[Dataset items]

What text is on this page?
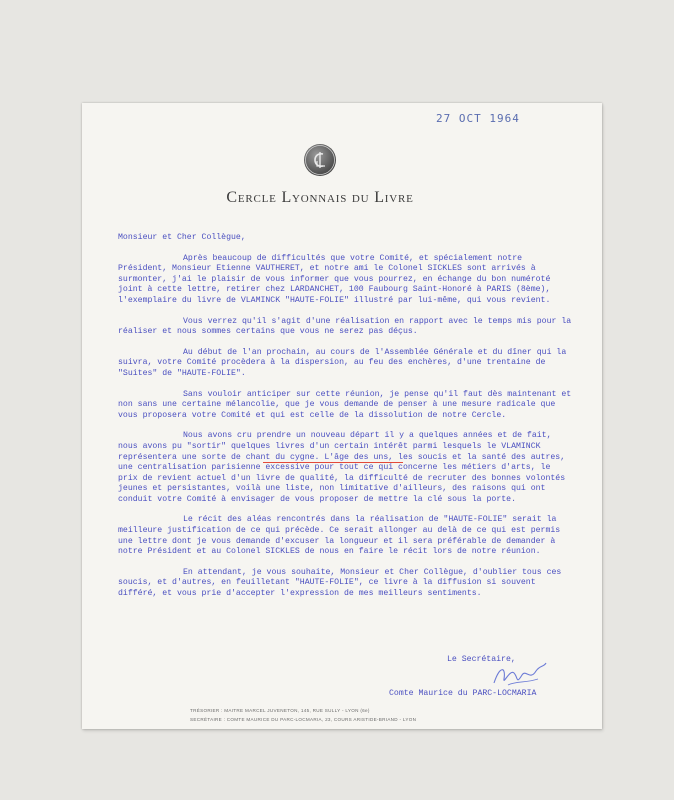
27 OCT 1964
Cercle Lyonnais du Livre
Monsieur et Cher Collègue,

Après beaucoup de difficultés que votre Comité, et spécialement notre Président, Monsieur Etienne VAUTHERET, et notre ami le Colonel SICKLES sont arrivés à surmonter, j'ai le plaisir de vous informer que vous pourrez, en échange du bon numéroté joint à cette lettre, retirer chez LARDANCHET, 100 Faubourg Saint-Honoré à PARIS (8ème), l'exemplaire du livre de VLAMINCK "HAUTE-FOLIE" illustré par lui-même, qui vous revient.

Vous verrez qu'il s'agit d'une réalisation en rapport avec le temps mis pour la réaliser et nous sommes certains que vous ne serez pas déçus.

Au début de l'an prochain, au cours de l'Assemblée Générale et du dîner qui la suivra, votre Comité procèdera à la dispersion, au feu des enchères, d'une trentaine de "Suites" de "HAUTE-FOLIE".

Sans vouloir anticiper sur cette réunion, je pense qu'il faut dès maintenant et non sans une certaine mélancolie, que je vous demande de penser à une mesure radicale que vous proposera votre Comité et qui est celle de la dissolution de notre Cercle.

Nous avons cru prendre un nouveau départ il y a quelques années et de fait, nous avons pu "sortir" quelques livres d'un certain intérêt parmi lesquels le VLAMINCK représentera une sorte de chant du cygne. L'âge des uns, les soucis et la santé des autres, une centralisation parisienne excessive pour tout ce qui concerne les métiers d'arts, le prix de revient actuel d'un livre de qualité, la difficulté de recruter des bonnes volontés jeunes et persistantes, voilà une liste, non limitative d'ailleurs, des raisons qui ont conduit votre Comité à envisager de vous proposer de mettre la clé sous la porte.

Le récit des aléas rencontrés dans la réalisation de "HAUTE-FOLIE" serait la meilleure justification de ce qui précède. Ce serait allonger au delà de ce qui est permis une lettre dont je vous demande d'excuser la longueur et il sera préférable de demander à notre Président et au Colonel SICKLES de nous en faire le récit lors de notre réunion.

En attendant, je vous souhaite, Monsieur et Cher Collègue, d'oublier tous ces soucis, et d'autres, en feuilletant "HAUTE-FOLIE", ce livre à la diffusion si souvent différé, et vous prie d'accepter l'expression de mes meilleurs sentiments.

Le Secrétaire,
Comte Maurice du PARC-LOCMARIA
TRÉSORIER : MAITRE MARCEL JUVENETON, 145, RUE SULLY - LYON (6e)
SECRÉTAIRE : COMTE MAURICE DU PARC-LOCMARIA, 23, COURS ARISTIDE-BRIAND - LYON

--

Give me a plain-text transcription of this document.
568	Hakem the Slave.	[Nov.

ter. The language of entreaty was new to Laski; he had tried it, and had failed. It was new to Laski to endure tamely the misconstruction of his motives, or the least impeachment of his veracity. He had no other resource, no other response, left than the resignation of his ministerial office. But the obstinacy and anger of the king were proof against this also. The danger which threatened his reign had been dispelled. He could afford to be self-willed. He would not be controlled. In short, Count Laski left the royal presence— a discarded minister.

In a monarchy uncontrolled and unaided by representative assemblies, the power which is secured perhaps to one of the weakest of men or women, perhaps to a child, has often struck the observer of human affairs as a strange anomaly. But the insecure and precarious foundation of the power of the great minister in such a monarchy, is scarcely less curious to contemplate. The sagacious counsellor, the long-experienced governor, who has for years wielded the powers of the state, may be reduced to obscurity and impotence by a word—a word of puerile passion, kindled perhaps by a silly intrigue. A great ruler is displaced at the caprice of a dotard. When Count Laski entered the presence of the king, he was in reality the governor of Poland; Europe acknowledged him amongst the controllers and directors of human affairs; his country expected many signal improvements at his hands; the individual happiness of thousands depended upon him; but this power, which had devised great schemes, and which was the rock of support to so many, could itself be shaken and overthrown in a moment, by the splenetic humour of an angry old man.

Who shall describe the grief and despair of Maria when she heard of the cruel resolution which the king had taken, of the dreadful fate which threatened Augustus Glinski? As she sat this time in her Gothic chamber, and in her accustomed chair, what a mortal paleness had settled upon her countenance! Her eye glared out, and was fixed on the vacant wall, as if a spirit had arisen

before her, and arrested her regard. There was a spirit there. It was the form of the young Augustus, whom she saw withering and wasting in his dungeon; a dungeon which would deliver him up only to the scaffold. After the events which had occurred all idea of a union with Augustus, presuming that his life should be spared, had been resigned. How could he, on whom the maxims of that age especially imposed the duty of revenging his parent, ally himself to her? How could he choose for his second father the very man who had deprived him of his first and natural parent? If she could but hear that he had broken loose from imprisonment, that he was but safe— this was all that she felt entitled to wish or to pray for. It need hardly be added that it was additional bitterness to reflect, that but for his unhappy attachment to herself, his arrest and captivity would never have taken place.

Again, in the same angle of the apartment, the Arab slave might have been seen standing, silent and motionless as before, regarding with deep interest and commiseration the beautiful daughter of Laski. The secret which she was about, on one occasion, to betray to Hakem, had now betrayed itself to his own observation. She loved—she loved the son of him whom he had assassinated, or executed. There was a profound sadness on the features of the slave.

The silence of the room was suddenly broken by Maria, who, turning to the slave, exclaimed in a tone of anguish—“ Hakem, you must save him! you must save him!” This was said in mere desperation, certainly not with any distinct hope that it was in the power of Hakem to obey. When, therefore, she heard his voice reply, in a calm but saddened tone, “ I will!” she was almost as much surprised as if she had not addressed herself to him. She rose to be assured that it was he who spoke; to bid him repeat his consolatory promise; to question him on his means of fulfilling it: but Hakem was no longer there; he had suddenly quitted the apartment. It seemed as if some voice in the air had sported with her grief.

What you are asked to do: Scan the listing above. Gather each line that contains the word "PARC".

The output:
Comte Maurice du PARC-LOCMARIA
SECRÉTAIRE : COMTE MAURICE DU PARC-LOCMARIA, 23, COURS ARISTIDE-BRIAND - LYON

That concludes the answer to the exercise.